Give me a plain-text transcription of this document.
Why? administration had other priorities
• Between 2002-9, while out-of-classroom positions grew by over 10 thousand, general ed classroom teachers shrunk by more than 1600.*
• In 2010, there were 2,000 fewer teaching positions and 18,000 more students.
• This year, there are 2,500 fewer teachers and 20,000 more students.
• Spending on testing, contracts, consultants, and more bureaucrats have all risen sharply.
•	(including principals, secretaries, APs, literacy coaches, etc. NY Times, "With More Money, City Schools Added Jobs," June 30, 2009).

## Requirement
Repeat the entries above exactly, leaving nothing out.

## Final result
Give me a plain-text transcription of this document.
Why? administration had other priorities
• Between 2002-9, while out-of-classroom positions grew by over 10 thousand, general ed classroom teachers shrunk by more than 1600.*
• In 2010, there were 2,000 fewer teaching positions and 18,000 more students.
• This year, there are 2,500 fewer teachers and 20,000 more students.
• Spending on testing, contracts, consultants, and more bureaucrats have all risen sharply.
•	(including principals, secretaries, APs, literacy coaches, etc. NY Times, "With More Money, City Schools Added Jobs," June 30, 2009).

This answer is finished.